** BEGIN Data shown **

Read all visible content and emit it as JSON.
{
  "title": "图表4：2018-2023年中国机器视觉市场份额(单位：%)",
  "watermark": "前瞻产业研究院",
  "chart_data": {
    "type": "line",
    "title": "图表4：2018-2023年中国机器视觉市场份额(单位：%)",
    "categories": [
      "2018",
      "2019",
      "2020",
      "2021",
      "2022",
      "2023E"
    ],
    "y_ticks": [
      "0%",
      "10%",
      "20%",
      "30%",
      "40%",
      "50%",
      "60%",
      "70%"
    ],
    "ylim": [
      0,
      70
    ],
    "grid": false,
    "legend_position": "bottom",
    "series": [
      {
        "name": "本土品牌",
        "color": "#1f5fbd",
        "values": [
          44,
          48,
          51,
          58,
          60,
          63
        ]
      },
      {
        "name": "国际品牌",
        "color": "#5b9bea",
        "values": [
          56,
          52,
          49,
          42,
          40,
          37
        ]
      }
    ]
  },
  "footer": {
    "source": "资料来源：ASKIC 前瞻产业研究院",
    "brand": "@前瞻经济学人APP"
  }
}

** END Data shown **

The task: State how many lines above contain the string "前瞻产业研究院", with no other words.

Answer for the task: 2